■ Task requirements
Read the records and write them out again exactly.

■ Information supplied
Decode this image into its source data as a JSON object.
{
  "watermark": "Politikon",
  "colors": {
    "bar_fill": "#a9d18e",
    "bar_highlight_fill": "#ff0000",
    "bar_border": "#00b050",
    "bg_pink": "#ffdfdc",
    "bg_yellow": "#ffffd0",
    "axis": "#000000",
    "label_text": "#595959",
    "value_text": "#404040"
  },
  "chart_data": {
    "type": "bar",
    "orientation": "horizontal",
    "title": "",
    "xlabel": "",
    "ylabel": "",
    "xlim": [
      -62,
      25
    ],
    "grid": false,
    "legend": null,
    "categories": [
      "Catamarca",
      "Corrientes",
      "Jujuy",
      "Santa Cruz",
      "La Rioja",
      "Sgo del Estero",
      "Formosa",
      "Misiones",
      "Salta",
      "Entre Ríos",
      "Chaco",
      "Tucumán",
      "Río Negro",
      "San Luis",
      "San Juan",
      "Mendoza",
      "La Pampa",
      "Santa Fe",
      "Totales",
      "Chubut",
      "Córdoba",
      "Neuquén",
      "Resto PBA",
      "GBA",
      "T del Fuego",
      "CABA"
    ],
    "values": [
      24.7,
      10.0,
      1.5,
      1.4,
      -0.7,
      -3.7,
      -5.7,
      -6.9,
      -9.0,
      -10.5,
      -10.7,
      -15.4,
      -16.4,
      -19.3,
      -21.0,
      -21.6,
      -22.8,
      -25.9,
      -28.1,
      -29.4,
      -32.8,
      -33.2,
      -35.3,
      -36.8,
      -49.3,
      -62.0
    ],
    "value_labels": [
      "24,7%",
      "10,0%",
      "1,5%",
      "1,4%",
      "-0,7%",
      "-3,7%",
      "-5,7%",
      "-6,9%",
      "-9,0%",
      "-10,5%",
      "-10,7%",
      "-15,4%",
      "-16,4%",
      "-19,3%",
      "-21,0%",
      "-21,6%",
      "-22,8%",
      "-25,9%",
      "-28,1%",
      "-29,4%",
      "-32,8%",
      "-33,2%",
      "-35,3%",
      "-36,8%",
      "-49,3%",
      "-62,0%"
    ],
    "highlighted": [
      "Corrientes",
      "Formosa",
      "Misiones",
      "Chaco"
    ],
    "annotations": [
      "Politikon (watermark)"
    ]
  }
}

■ Right answer
Decode this image into its source data as a JSON object.
{
  "watermark": "Politikon",
  "colors": {
    "bar_fill": "#a9d18e",
    "bar_highlight_fill": "#ff0000",
    "bar_border": "#00b050",
    "bg_pink": "#ffdfdc",
    "bg_yellow": "#ffffd0",
    "axis": "#000000",
    "label_text": "#595959",
    "value_text": "#404040"
  },
  "chart_data": {
    "type": "bar",
    "orientation": "horizontal",
    "title": "",
    "xlabel": "",
    "ylabel": "",
    "xlim": [
      -62,
      25
    ],
    "grid": false,
    "legend": null,
    "categories": [
      "Catamarca",
      "Corrientes",
      "Jujuy",
      "Santa Cruz",
      "La Rioja",
      "Sgo del Estero",
      "Formosa",
      "Misiones",
      "Salta",
      "Entre Ríos",
      "Chaco",
      "Tucumán",
      "Río Negro",
      "San Luis",
      "San Juan",
      "Mendoza",
      "La Pampa",
      "Santa Fe",
      "Totales",
      "Chubut",
      "Córdoba",
      "Neuquén",
      "Resto PBA",
      "GBA",
      "T del Fuego",
      "CABA"
    ],
    "values": [
      24.7,
      10.0,
      1.5,
      1.4,
      -0.7,
      -3.7,
      -5.7,
      -6.9,
      -9.0,
      -10.5,
      -10.7,
      -15.4,
      -16.4,
      -19.3,
      -21.0,
      -21.6,
      -22.8,
      -25.9,
      -28.1,
      -29.4,
      -32.8,
      -33.2,
      -35.3,
      -36.8,
      -49.3,
      -62.0
    ],
    "value_labels": [
      "24,7%",
      "10,0%",
      "1,5%",
      "1,4%",
      "-0,7%",
      "-3,7%",
      "-5,7%",
      "-6,9%",
      "-9,0%",
      "-10,5%",
      "-10,7%",
      "-15,4%",
      "-16,4%",
      "-19,3%",
      "-21,0%",
      "-21,6%",
      "-22,8%",
      "-25,9%",
      "-28,1%",
      "-29,4%",
      "-32,8%",
      "-33,2%",
      "-35,3%",
      "-36,8%",
      "-49,3%",
      "-62,0%"
    ],
    "highlighted": [
      "Corrientes",
      "Formosa",
      "Misiones",
      "Chaco"
    ],
    "annotations": [
      "Politikon (watermark)"
    ]
  }
}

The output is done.